Given request: Gather all lines with the word "xlabel" in them.

Entries shown:
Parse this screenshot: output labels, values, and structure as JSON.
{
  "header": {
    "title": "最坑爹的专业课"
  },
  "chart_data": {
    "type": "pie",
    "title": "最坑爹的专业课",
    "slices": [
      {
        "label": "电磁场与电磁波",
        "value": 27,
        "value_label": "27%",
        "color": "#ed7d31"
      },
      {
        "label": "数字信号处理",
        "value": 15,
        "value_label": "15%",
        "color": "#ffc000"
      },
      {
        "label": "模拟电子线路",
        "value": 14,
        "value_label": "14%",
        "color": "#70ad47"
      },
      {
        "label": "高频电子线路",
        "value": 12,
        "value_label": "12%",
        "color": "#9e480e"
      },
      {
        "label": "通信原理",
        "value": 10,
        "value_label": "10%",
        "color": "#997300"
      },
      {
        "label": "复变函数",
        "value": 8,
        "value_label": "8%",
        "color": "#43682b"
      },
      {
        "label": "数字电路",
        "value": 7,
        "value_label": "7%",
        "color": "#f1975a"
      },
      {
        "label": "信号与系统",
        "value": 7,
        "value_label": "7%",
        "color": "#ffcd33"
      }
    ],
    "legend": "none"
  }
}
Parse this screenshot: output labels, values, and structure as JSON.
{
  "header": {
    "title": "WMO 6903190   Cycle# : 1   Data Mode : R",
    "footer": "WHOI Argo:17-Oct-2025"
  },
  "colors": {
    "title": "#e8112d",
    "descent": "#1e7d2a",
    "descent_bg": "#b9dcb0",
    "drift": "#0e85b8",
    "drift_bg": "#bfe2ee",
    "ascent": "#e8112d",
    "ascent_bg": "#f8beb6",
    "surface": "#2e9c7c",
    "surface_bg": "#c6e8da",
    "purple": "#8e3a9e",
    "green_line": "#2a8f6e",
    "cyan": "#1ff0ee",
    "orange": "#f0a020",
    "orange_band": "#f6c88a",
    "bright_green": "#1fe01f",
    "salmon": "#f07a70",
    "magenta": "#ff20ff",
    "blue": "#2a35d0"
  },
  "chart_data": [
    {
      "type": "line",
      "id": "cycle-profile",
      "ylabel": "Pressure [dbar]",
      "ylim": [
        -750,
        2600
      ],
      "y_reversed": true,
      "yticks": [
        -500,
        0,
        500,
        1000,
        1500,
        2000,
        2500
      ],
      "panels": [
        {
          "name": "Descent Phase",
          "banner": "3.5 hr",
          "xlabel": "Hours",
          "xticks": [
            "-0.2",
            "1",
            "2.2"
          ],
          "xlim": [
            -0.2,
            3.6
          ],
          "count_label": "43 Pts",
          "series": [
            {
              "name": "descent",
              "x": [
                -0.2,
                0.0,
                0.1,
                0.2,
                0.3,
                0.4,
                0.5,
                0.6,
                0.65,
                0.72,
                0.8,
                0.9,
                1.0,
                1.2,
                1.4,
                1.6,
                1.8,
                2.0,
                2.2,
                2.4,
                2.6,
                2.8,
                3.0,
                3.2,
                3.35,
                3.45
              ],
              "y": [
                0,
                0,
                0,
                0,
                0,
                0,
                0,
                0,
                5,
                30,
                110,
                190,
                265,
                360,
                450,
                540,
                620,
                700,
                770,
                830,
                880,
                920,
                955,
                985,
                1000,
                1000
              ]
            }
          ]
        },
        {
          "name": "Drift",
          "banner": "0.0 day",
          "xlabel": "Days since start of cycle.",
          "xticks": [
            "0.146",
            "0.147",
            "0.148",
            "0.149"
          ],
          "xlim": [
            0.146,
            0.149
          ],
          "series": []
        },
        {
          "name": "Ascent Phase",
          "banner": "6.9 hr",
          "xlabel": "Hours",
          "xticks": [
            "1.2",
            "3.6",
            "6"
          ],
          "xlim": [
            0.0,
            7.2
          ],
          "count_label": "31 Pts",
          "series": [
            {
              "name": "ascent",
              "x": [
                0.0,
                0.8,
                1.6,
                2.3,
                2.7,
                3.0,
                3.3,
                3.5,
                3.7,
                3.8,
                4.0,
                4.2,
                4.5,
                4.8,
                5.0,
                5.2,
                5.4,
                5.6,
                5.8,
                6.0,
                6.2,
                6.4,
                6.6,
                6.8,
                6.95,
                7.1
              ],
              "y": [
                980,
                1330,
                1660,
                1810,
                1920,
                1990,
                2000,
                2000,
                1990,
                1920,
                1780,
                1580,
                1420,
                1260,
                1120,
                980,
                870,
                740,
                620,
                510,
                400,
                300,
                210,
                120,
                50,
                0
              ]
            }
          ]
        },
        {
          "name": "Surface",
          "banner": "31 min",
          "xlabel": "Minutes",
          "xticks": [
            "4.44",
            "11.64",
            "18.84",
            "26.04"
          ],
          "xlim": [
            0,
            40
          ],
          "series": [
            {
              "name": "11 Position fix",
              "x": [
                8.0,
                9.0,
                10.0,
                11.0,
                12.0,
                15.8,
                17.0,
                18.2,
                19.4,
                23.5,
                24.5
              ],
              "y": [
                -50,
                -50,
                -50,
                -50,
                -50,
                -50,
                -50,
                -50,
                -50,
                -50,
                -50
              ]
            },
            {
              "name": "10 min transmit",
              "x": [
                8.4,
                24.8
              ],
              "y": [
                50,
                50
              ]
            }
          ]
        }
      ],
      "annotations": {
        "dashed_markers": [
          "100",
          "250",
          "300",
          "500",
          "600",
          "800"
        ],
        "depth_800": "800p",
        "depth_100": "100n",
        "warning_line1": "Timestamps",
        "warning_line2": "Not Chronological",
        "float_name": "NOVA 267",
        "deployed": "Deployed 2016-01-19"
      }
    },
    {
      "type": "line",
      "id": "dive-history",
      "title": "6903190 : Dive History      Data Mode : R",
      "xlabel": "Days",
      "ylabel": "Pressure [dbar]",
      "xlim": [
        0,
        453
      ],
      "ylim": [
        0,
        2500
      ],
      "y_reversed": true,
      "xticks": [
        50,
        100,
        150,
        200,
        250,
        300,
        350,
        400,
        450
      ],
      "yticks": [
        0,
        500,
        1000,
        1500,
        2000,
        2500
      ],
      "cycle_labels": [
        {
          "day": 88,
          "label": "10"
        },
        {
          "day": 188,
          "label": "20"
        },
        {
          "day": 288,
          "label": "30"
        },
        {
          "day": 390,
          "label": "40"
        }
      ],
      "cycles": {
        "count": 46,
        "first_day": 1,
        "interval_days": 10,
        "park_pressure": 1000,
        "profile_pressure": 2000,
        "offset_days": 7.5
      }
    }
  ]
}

Final result:
          "xlabel": "Hours",
          "xlabel": "Days since start of cycle.",
          "xlabel": "Hours",
          "xlabel": "Minutes",
      "xlabel": "Days",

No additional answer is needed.